What to do:
Find how many lines hold the word "Continue" and give that number only.

# # # # #

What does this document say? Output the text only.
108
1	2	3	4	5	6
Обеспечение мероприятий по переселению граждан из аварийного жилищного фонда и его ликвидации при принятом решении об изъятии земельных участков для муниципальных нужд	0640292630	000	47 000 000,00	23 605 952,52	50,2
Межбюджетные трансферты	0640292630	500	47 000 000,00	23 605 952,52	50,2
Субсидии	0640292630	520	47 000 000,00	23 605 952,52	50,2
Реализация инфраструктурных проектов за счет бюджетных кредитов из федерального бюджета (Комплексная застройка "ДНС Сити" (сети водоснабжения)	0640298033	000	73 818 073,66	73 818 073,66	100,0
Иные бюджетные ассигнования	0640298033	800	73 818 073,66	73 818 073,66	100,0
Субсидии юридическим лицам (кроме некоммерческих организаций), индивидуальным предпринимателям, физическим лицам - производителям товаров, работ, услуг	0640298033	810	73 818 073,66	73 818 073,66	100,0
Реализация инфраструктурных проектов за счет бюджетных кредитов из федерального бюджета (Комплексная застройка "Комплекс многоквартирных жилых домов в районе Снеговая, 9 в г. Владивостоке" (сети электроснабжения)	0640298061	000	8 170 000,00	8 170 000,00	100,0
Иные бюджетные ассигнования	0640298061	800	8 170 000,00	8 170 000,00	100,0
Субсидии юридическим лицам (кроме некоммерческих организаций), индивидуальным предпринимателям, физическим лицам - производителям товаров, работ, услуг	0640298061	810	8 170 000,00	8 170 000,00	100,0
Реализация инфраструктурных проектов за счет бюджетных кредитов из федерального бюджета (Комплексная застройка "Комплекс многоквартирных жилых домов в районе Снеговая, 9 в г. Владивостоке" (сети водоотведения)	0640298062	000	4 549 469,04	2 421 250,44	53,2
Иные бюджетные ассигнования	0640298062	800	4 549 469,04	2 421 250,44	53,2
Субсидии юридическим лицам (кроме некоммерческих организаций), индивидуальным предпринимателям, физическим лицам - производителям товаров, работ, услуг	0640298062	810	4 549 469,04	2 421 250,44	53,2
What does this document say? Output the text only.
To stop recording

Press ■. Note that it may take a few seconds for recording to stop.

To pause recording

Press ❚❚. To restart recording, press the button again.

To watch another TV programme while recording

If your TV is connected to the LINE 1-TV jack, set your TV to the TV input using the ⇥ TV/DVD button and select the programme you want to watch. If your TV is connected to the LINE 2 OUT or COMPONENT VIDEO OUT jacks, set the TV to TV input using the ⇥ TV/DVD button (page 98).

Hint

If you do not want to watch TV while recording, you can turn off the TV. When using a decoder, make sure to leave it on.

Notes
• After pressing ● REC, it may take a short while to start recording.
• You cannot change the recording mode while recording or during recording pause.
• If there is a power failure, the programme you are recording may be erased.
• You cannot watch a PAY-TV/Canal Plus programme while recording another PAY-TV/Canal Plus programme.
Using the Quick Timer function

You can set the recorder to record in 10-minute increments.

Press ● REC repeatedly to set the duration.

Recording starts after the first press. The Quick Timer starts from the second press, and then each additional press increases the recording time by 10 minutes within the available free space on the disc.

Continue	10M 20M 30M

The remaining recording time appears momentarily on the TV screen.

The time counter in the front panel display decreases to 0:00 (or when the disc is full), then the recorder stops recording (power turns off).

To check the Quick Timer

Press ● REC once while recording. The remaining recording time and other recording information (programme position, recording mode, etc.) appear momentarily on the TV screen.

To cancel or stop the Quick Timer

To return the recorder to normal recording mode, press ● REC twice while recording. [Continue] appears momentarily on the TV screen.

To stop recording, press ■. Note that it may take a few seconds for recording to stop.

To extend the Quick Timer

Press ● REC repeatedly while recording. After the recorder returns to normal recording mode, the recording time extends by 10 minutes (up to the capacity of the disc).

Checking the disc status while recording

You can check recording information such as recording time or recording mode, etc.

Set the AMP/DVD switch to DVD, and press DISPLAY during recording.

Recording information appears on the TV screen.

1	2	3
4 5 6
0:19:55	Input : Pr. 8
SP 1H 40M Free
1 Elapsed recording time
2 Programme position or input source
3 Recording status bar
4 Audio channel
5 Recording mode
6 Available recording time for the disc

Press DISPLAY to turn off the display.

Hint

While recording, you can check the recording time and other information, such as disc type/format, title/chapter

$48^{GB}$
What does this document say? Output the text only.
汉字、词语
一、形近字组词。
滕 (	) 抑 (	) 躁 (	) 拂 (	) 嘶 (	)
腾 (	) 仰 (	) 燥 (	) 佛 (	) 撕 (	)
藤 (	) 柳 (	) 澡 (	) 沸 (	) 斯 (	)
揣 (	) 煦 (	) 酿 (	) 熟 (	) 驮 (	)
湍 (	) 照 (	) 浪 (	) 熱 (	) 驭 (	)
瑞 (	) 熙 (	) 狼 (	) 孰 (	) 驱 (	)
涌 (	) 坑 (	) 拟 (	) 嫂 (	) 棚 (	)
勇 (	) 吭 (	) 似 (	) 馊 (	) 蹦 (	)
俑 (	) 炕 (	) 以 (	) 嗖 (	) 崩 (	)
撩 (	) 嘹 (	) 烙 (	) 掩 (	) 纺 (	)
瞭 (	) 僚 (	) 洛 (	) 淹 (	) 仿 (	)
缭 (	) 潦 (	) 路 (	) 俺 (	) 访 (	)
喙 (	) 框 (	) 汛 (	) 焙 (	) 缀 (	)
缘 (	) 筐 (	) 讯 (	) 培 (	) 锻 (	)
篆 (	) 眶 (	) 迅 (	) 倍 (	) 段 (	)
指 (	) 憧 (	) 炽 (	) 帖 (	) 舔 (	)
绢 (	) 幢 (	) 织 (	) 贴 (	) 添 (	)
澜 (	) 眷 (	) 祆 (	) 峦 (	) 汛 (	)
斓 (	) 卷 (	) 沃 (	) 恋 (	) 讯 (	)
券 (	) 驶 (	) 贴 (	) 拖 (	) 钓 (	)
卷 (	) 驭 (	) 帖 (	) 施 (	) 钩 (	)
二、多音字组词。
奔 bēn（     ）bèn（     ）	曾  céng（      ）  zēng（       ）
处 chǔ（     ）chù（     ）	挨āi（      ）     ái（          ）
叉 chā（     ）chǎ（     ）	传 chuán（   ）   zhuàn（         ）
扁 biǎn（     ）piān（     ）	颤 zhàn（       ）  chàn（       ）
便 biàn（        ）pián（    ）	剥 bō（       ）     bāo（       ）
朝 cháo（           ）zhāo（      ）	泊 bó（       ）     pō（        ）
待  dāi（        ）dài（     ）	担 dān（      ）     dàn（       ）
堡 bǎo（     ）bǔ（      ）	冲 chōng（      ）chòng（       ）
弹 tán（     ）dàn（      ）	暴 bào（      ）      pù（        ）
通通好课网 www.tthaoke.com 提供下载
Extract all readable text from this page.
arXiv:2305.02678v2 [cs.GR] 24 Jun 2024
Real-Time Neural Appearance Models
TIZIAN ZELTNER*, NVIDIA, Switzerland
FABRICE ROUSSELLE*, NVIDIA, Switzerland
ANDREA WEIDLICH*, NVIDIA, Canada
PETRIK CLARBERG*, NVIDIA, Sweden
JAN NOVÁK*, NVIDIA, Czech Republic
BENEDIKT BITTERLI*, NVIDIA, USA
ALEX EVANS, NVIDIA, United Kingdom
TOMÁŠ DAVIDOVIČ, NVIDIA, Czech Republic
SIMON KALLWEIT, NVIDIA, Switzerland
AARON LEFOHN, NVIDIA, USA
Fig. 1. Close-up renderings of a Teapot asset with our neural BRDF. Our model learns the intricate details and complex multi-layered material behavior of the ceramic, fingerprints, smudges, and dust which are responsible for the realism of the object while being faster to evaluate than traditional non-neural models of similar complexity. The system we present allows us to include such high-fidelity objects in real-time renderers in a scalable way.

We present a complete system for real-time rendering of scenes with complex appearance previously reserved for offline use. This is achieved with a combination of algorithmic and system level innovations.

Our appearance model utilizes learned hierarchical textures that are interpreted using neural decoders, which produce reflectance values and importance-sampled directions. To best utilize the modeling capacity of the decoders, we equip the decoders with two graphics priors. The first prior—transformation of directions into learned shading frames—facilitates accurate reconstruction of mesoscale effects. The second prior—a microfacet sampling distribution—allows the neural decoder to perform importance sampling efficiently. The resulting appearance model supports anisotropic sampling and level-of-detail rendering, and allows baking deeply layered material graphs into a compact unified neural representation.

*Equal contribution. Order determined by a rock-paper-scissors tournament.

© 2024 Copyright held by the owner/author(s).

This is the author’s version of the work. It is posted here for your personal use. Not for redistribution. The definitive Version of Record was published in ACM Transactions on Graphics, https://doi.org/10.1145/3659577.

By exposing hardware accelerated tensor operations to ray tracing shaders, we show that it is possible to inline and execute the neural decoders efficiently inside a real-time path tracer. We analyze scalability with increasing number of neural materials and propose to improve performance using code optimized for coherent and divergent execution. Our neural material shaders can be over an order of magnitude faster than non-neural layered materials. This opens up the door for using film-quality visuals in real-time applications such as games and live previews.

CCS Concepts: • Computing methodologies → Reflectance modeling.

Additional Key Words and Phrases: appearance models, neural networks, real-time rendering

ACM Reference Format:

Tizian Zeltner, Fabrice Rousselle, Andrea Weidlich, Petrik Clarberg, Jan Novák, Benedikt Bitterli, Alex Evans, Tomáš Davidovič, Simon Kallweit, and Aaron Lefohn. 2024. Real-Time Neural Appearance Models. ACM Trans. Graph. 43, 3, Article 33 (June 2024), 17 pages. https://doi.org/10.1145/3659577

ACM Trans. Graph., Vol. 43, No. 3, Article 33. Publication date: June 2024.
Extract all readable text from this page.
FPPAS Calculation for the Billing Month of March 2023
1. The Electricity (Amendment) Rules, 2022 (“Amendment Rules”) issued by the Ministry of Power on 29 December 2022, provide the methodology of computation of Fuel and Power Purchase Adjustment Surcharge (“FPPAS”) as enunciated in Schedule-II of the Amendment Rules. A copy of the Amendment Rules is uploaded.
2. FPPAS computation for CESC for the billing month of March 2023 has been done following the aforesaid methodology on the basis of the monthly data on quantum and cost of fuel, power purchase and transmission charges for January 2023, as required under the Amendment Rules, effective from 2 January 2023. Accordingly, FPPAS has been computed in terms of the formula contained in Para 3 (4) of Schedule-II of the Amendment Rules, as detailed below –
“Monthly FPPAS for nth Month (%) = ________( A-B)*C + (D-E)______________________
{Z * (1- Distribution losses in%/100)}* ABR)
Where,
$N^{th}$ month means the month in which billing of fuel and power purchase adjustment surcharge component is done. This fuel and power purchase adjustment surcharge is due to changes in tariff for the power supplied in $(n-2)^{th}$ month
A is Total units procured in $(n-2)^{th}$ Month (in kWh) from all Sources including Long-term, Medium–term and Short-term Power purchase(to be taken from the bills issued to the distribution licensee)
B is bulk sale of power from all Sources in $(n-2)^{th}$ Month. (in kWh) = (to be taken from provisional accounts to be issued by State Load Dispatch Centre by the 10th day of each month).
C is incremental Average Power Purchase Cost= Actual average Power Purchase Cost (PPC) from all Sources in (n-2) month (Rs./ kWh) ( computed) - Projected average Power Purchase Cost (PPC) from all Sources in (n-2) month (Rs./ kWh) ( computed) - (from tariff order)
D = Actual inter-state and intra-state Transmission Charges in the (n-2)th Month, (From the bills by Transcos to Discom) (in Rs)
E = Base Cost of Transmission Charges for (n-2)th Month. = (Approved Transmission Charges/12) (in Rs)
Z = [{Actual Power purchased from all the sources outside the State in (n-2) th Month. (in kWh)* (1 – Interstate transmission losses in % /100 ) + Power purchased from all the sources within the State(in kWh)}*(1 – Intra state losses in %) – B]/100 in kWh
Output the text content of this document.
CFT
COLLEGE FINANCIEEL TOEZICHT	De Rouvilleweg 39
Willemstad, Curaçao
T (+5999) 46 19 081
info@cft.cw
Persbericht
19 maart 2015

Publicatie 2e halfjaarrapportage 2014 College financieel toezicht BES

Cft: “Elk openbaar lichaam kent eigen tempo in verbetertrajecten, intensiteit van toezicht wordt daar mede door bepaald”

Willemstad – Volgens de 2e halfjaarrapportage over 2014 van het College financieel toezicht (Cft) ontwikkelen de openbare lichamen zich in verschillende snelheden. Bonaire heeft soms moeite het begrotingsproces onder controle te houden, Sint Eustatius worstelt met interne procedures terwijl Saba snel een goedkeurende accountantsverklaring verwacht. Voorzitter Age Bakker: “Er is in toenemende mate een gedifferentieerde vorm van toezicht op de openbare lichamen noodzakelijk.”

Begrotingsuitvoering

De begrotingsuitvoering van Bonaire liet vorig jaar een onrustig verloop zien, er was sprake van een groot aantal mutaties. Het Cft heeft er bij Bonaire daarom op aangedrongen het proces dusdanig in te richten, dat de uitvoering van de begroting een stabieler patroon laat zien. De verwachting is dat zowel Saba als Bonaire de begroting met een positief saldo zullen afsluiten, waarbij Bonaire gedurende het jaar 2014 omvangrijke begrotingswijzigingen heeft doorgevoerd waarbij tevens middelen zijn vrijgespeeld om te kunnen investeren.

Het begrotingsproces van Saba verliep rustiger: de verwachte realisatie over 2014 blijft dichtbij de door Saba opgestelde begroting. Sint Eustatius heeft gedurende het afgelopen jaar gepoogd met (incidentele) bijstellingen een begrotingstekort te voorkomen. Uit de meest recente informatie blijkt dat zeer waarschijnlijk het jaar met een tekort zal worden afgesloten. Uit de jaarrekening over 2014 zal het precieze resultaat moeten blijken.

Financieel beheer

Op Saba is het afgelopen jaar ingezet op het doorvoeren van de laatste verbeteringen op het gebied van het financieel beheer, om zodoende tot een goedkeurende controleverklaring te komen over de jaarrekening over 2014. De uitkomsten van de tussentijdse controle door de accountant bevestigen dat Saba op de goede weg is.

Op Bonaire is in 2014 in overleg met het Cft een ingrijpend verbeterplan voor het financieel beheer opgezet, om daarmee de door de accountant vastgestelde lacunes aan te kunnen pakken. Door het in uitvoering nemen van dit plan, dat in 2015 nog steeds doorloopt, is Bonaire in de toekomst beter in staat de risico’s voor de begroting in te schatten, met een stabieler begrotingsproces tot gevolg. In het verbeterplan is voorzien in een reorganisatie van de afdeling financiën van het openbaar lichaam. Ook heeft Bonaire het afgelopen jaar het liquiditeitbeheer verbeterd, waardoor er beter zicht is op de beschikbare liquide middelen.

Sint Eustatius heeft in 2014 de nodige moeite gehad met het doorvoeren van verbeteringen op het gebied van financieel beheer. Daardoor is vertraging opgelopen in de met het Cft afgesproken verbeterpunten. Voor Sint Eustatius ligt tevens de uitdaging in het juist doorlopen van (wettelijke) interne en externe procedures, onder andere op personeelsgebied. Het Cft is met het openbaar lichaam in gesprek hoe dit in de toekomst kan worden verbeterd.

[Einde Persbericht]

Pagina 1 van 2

# # # # #

Finished answer:
2